** Start **

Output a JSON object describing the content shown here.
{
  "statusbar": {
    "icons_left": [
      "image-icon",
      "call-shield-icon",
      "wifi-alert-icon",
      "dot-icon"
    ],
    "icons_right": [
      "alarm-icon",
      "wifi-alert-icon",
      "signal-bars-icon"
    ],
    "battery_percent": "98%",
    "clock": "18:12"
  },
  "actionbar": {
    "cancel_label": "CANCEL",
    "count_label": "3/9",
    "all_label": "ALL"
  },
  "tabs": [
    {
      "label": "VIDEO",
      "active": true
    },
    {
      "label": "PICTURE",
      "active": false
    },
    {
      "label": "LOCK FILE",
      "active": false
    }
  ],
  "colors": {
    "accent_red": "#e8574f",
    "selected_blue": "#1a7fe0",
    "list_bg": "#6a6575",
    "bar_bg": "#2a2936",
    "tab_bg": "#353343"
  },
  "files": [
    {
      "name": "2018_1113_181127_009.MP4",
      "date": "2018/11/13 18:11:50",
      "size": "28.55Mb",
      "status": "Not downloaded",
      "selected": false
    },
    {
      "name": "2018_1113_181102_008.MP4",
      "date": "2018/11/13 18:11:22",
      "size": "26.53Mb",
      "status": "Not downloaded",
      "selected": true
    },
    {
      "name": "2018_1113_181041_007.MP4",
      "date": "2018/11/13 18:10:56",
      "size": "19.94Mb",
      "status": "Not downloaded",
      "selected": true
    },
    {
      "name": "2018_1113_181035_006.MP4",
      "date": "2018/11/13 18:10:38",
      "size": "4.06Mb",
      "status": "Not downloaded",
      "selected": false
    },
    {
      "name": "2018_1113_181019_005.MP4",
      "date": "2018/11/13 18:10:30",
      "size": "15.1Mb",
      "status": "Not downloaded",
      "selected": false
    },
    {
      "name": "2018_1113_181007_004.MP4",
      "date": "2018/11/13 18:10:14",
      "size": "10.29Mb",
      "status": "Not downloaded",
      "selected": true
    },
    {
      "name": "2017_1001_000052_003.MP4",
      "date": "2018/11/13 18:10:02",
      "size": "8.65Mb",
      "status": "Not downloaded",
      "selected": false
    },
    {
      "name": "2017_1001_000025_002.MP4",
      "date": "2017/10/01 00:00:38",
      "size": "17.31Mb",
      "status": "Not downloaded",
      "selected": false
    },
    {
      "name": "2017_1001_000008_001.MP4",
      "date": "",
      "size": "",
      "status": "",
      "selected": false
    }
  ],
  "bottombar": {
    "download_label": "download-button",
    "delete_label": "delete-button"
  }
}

** End **

- _STATED EXERCISE_: Count how many lines in the data contain the word "button", giving the number without comment.

- _TASK SOLUTION_: 2